◆ Collected data entries
☆ ☆ ☆

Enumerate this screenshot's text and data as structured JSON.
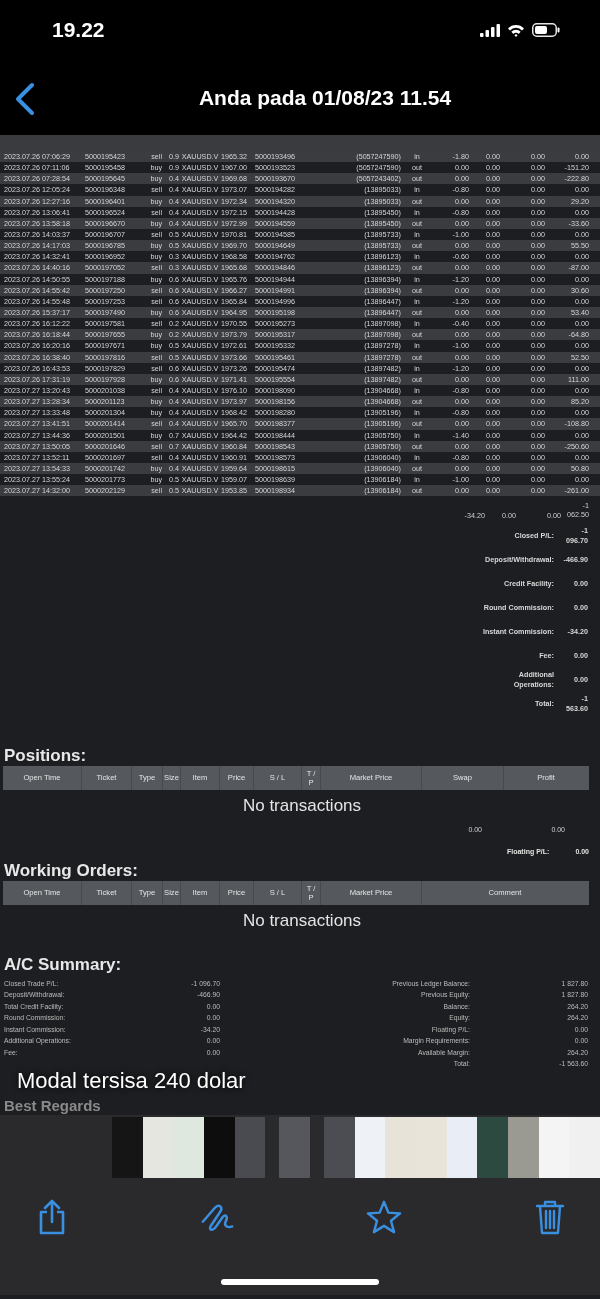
{
  "status_bar": {
    "time": "19.22"
  },
  "nav_bar": {
    "title": "Anda pada 01/08/23 11.54"
  },
  "deals": {
    "rows": [
      {
        "cells": [
          "2023.07.26 07:06:29",
          "5000195423",
          "sell",
          "0.9",
          "XAUUSD.V",
          "1965.32",
          "5000193496",
          "(5057247590)",
          "in",
          "-1.80",
          "0.00",
          "0.00",
          "0.00"
        ]
      },
      {
        "cells": [
          "2023.07.26 07:11:06",
          "5000195458",
          "buy",
          "0.9",
          "XAUUSD.V",
          "1967.00",
          "5000193523",
          "(5057247590)",
          "out",
          "0.00",
          "0.00",
          "0.00",
          "-151.20"
        ]
      },
      {
        "cells": [
          "2023.07.26 07:28:54",
          "5000195645",
          "buy",
          "0.4",
          "XAUUSD.V",
          "1969.68",
          "5000193670",
          "(5057243402)",
          "out",
          "0.00",
          "0.00",
          "0.00",
          "-222.80"
        ]
      },
      {
        "cells": [
          "2023.07.26 12:05:24",
          "5000196348",
          "sell",
          "0.4",
          "XAUUSD.V",
          "1973.07",
          "5000194282",
          "(13895033)",
          "in",
          "-0.80",
          "0.00",
          "0.00",
          "0.00"
        ]
      },
      {
        "cells": [
          "2023.07.26 12:27:16",
          "5000196401",
          "buy",
          "0.4",
          "XAUUSD.V",
          "1972.34",
          "5000194320",
          "(13895033)",
          "out",
          "0.00",
          "0.00",
          "0.00",
          "29.20"
        ]
      },
      {
        "cells": [
          "2023.07.26 13:06:41",
          "5000196524",
          "sell",
          "0.4",
          "XAUUSD.V",
          "1972.15",
          "5000194428",
          "(13895450)",
          "in",
          "-0.80",
          "0.00",
          "0.00",
          "0.00"
        ]
      },
      {
        "cells": [
          "2023.07.26 13:58:18",
          "5000196670",
          "buy",
          "0.4",
          "XAUUSD.V",
          "1972.99",
          "5000194559",
          "(13895450)",
          "out",
          "0.00",
          "0.00",
          "0.00",
          "-33.60"
        ]
      },
      {
        "cells": [
          "2023.07.26 14:03:37",
          "5000196707",
          "sell",
          "0.5",
          "XAUUSD.V",
          "1970.81",
          "5000194585",
          "(13895733)",
          "in",
          "-1.00",
          "0.00",
          "0.00",
          "0.00"
        ]
      },
      {
        "cells": [
          "2023.07.26 14:17:03",
          "5000196785",
          "buy",
          "0.5",
          "XAUUSD.V",
          "1969.70",
          "5000194649",
          "(13895733)",
          "out",
          "0.00",
          "0.00",
          "0.00",
          "55.50"
        ]
      },
      {
        "cells": [
          "2023.07.26 14:32:41",
          "5000196952",
          "buy",
          "0.3",
          "XAUUSD.V",
          "1968.58",
          "5000194762",
          "(13896123)",
          "in",
          "-0.60",
          "0.00",
          "0.00",
          "0.00"
        ]
      },
      {
        "cells": [
          "2023.07.26 14:40:16",
          "5000197052",
          "sell",
          "0.3",
          "XAUUSD.V",
          "1965.68",
          "5000194846",
          "(13896123)",
          "out",
          "0.00",
          "0.00",
          "0.00",
          "-87.00"
        ]
      },
      {
        "cells": [
          "2023.07.26 14:50:55",
          "5000197188",
          "buy",
          "0.6",
          "XAUUSD.V",
          "1965.76",
          "5000194944",
          "(13896394)",
          "in",
          "-1.20",
          "0.00",
          "0.00",
          "0.00"
        ]
      },
      {
        "cells": [
          "2023.07.26 14:55:42",
          "5000197250",
          "sell",
          "0.6",
          "XAUUSD.V",
          "1966.27",
          "5000194991",
          "(13896394)",
          "out",
          "0.00",
          "0.00",
          "0.00",
          "30.60"
        ]
      },
      {
        "cells": [
          "2023.07.26 14:55:48",
          "5000197253",
          "sell",
          "0.6",
          "XAUUSD.V",
          "1965.84",
          "5000194996",
          "(13896447)",
          "in",
          "-1.20",
          "0.00",
          "0.00",
          "0.00"
        ]
      },
      {
        "cells": [
          "2023.07.26 15:37:17",
          "5000197490",
          "buy",
          "0.6",
          "XAUUSD.V",
          "1964.95",
          "5000195198",
          "(13896447)",
          "out",
          "0.00",
          "0.00",
          "0.00",
          "53.40"
        ]
      },
      {
        "cells": [
          "2023.07.26 16:12:22",
          "5000197581",
          "sell",
          "0.2",
          "XAUUSD.V",
          "1970.55",
          "5000195273",
          "(13897098)",
          "in",
          "-0.40",
          "0.00",
          "0.00",
          "0.00"
        ]
      },
      {
        "cells": [
          "2023.07.26 16:18:44",
          "5000197655",
          "buy",
          "0.2",
          "XAUUSD.V",
          "1973.79",
          "5000195317",
          "(13897098)",
          "out",
          "0.00",
          "0.00",
          "0.00",
          "-64.80"
        ]
      },
      {
        "cells": [
          "2023.07.26 16:20:16",
          "5000197671",
          "buy",
          "0.5",
          "XAUUSD.V",
          "1972.61",
          "5000195332",
          "(13897278)",
          "in",
          "-1.00",
          "0.00",
          "0.00",
          "0.00"
        ]
      },
      {
        "cells": [
          "2023.07.26 16:38:40",
          "5000197816",
          "sell",
          "0.5",
          "XAUUSD.V",
          "1973.66",
          "5000195461",
          "(13897278)",
          "out",
          "0.00",
          "0.00",
          "0.00",
          "52.50"
        ]
      },
      {
        "cells": [
          "2023.07.26 16:43:53",
          "5000197829",
          "sell",
          "0.6",
          "XAUUSD.V",
          "1973.26",
          "5000195474",
          "(13897482)",
          "in",
          "-1.20",
          "0.00",
          "0.00",
          "0.00"
        ]
      },
      {
        "cells": [
          "2023.07.26 17:31:19",
          "5000197928",
          "buy",
          "0.6",
          "XAUUSD.V",
          "1971.41",
          "5000195554",
          "(13897482)",
          "out",
          "0.00",
          "0.00",
          "0.00",
          "111.00"
        ]
      },
      {
        "cells": [
          "2023.07.27 13:20:43",
          "5000201038",
          "sell",
          "0.4",
          "XAUUSD.V",
          "1976.10",
          "5000198090",
          "(13904668)",
          "in",
          "-0.80",
          "0.00",
          "0.00",
          "0.00"
        ]
      },
      {
        "cells": [
          "2023.07.27 13:28:34",
          "5000201123",
          "buy",
          "0.4",
          "XAUUSD.V",
          "1973.97",
          "5000198156",
          "(13904668)",
          "out",
          "0.00",
          "0.00",
          "0.00",
          "85.20"
        ]
      },
      {
        "cells": [
          "2023.07.27 13:33:48",
          "5000201304",
          "buy",
          "0.4",
          "XAUUSD.V",
          "1968.42",
          "5000198280",
          "(13905196)",
          "in",
          "-0.80",
          "0.00",
          "0.00",
          "0.00"
        ]
      },
      {
        "cells": [
          "2023.07.27 13:41:51",
          "5000201414",
          "sell",
          "0.4",
          "XAUUSD.V",
          "1965.70",
          "5000198377",
          "(13905196)",
          "out",
          "0.00",
          "0.00",
          "0.00",
          "-108.80"
        ]
      },
      {
        "cells": [
          "2023.07.27 13:44:36",
          "5000201501",
          "buy",
          "0.7",
          "XAUUSD.V",
          "1964.42",
          "5000198444",
          "(13905750)",
          "in",
          "-1.40",
          "0.00",
          "0.00",
          "0.00"
        ]
      },
      {
        "cells": [
          "2023.07.27 13:50:05",
          "5000201646",
          "sell",
          "0.7",
          "XAUUSD.V",
          "1960.84",
          "5000198543",
          "(13905750)",
          "out",
          "0.00",
          "0.00",
          "0.00",
          "-250.60"
        ]
      },
      {
        "cells": [
          "2023.07.27 13:52:11",
          "5000201697",
          "sell",
          "0.4",
          "XAUUSD.V",
          "1960.91",
          "5000198573",
          "(13906040)",
          "in",
          "-0.80",
          "0.00",
          "0.00",
          "0.00"
        ]
      },
      {
        "cells": [
          "2023.07.27 13:54:33",
          "5000201742",
          "buy",
          "0.4",
          "XAUUSD.V",
          "1959.64",
          "5000198615",
          "(13906040)",
          "out",
          "0.00",
          "0.00",
          "0.00",
          "50.80"
        ]
      },
      {
        "cells": [
          "2023.07.27 13:55:24",
          "5000201773",
          "buy",
          "0.5",
          "XAUUSD.V",
          "1959.07",
          "5000198639",
          "(13906184)",
          "in",
          "-1.00",
          "0.00",
          "0.00",
          "0.00"
        ]
      },
      {
        "cells": [
          "2023.07.27 14:32:00",
          "5000202129",
          "sell",
          "0.5",
          "XAUUSD.V",
          "1953.85",
          "5000198934",
          "(13906184)",
          "out",
          "0.00",
          "0.00",
          "0.00",
          "-261.00"
        ]
      }
    ],
    "totals": [
      "-34.20",
      "0.00",
      "0.00",
      "-1 062.50"
    ]
  },
  "summary": [
    {
      "label": "Closed P/L:",
      "value": "-1 096.70"
    },
    {
      "label": "Deposit/Withdrawal:",
      "value": "-466.90"
    },
    {
      "label": "Credit Facility:",
      "value": "0.00"
    },
    {
      "label": "Round Commission:",
      "value": "0.00"
    },
    {
      "label": "Instant Commission:",
      "value": "-34.20"
    },
    {
      "label": "Fee:",
      "value": "0.00"
    },
    {
      "label": "Additional Operations:",
      "value": "0.00"
    },
    {
      "label": "Total:",
      "value": "-1 563.60"
    }
  ],
  "positions": {
    "title": "Positions:",
    "columns": [
      "Open Time",
      "Ticket",
      "Type",
      "Size",
      "Item",
      "Price",
      "S / L",
      "T / P",
      "Market Price",
      "Swap",
      "Profit"
    ],
    "empty_message": "No transactions",
    "totals": [
      "0.00",
      "0.00"
    ],
    "floating_label": "Floating P/L:",
    "floating_value": "0.00"
  },
  "working_orders": {
    "title": "Working Orders:",
    "columns": [
      "Open Time",
      "Ticket",
      "Type",
      "Size",
      "Item",
      "Price",
      "S / L",
      "T / P",
      "Market Price",
      "Comment"
    ],
    "empty_message": "No transactions"
  },
  "ac_summary": {
    "title": "A/C Summary:",
    "left": [
      {
        "label": "Closed Trade P/L:",
        "value": "-1 096.70"
      },
      {
        "label": "Deposit/Withdrawal:",
        "value": "-466.90"
      },
      {
        "label": "Total Credit Facility:",
        "value": "0.00"
      },
      {
        "label": "Round Commission:",
        "value": "0.00"
      },
      {
        "label": "Instant Commission:",
        "value": "-34.20"
      },
      {
        "label": "Additional Operations:",
        "value": "0.00"
      },
      {
        "label": "Fee:",
        "value": "0.00"
      }
    ],
    "right": [
      {
        "label": "Previous Ledger Balance:",
        "value": "1 827.80"
      },
      {
        "label": "Previous Equity:",
        "value": "1 827.80"
      },
      {
        "label": "Balance:",
        "value": "264.20"
      },
      {
        "label": "Equity:",
        "value": "264.20"
      },
      {
        "label": "Floating P/L:",
        "value": "0.00"
      },
      {
        "label": "Margin Requirements:",
        "value": "0.00"
      },
      {
        "label": "Available Margin:",
        "value": "264.20"
      },
      {
        "label": "Total:",
        "value": "-1 563.60"
      }
    ]
  },
  "email_footer": "Best Regards",
  "caption": "Modal tersisa 240 dolar"
}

☆ ☆ ☆

◆ Task directions
Go through the records above and copy every line with the word "Credit".

◆ In response
      "label": "Credit Facility:",
        "label": "Total Credit Facility:",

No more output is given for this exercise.